Instructions to follow: Report all lines from the entries below in which "color" appears.

Input data:
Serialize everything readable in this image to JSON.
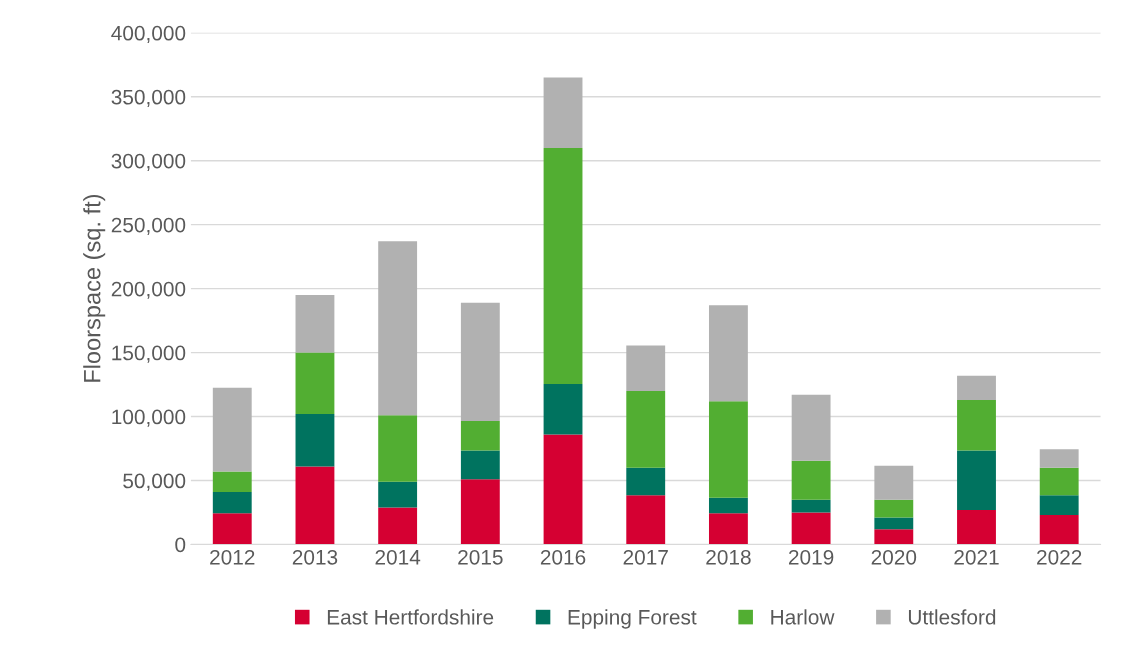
{
  "chart_data": {
    "type": "bar",
    "stacked": true,
    "ylabel": "Floorspace (sq. ft)",
    "categories": [
      "2012",
      "2013",
      "2014",
      "2015",
      "2016",
      "2017",
      "2018",
      "2019",
      "2020",
      "2021",
      "2022"
    ],
    "series": [
      {
        "name": "East Hertfordshire",
        "color": "#d50032",
        "values": [
          24500,
          61000,
          29000,
          51000,
          86000,
          38500,
          24500,
          25000,
          12000,
          27000,
          23000
        ]
      },
      {
        "name": "Epping Forest",
        "color": "#00735f",
        "values": [
          16500,
          41000,
          20000,
          22500,
          39500,
          21500,
          12000,
          10000,
          9000,
          46500,
          15500
        ]
      },
      {
        "name": "Harlow",
        "color": "#52ae32",
        "values": [
          16000,
          48000,
          52000,
          23000,
          184500,
          60000,
          75500,
          30500,
          14000,
          39500,
          21500
        ]
      },
      {
        "name": "Uttlesford",
        "color": "#b1b1b1",
        "values": [
          65500,
          45000,
          136000,
          92500,
          55000,
          35500,
          75000,
          51500,
          26500,
          19000,
          14500
        ]
      }
    ],
    "ylim": [
      0,
      400000
    ],
    "yticks": [
      {
        "value": 0,
        "label": "0"
      },
      {
        "value": 50000,
        "label": "50,000"
      },
      {
        "value": 100000,
        "label": "100,000"
      },
      {
        "value": 150000,
        "label": "150,000"
      },
      {
        "value": 200000,
        "label": "200,000"
      },
      {
        "value": 250000,
        "label": "250,000"
      },
      {
        "value": 300000,
        "label": "300,000"
      },
      {
        "value": 350000,
        "label": "350,000"
      },
      {
        "value": 400000,
        "label": "400,000"
      }
    ],
    "grid": "y",
    "legend": "bottom"
  }
}
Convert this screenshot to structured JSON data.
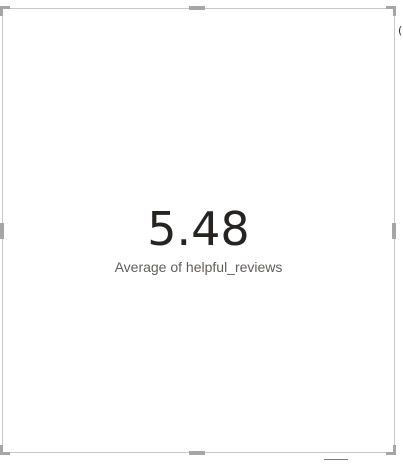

Result:
        "color": "#d50032",
        "color": "#00735f",
        "color": "#52ae32",
        "color": "#b1b1b1",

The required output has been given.